TASK DIRECTIONS
Count every line where "ABCD" occurs. Give the total alone.

EXERCISE MATERIAL
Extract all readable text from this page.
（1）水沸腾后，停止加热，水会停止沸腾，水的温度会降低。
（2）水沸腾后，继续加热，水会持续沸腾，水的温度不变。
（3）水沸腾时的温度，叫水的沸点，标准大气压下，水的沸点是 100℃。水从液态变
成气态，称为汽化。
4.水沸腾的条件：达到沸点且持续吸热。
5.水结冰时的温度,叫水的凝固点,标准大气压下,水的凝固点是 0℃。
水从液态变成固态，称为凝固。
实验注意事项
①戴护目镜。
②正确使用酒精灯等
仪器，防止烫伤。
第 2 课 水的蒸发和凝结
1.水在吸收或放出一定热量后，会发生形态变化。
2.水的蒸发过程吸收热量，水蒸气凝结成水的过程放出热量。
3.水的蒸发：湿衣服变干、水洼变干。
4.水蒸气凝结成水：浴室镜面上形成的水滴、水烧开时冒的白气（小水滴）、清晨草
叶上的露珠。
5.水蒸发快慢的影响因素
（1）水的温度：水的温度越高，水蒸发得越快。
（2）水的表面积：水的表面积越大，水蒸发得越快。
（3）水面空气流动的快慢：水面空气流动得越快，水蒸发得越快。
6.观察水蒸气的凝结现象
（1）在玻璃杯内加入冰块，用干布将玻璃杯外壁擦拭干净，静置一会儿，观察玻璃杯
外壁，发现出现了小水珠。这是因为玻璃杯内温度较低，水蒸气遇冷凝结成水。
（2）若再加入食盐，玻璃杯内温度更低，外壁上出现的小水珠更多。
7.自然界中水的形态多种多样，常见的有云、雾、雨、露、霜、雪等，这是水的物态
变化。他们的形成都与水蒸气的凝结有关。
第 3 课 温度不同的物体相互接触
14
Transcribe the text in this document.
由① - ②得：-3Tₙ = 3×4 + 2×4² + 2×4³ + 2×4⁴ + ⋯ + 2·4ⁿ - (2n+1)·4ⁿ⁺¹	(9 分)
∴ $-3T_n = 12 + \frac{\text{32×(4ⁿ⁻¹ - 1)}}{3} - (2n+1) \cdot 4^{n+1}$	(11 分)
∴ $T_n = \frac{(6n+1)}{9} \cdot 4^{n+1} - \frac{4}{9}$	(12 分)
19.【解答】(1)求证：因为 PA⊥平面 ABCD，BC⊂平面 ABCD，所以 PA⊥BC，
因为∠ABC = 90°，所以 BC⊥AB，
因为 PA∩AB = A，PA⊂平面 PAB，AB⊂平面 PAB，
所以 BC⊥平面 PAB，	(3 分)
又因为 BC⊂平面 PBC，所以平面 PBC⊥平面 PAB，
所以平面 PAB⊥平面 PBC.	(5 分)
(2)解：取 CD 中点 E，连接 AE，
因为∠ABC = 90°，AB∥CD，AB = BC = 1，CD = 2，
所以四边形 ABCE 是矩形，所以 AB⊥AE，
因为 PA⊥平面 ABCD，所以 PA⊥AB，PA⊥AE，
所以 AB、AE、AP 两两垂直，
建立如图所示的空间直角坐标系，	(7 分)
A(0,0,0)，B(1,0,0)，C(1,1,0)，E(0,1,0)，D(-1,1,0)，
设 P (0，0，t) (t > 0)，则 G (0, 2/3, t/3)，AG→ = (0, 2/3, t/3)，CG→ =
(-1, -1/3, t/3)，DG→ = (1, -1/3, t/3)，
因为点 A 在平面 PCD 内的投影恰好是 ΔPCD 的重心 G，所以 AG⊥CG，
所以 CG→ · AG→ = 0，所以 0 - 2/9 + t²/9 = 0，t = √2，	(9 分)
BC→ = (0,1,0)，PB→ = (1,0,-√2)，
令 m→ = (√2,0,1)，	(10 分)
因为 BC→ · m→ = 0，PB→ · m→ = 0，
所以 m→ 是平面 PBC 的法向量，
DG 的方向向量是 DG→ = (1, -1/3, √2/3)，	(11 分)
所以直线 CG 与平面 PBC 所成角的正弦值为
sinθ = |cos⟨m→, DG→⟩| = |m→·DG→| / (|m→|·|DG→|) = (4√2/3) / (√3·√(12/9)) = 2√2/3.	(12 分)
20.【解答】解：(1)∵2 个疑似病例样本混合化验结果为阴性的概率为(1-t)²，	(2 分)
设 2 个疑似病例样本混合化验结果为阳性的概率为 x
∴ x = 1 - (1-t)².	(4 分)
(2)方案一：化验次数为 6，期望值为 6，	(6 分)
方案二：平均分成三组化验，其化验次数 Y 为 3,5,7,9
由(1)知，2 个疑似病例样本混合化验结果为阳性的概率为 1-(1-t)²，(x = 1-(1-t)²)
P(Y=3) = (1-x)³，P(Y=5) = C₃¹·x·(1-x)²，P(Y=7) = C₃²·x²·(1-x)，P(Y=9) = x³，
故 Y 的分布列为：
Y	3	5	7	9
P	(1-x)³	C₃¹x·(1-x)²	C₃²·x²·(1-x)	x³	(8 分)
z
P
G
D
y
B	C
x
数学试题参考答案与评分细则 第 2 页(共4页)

RESULT OF THE TASK
2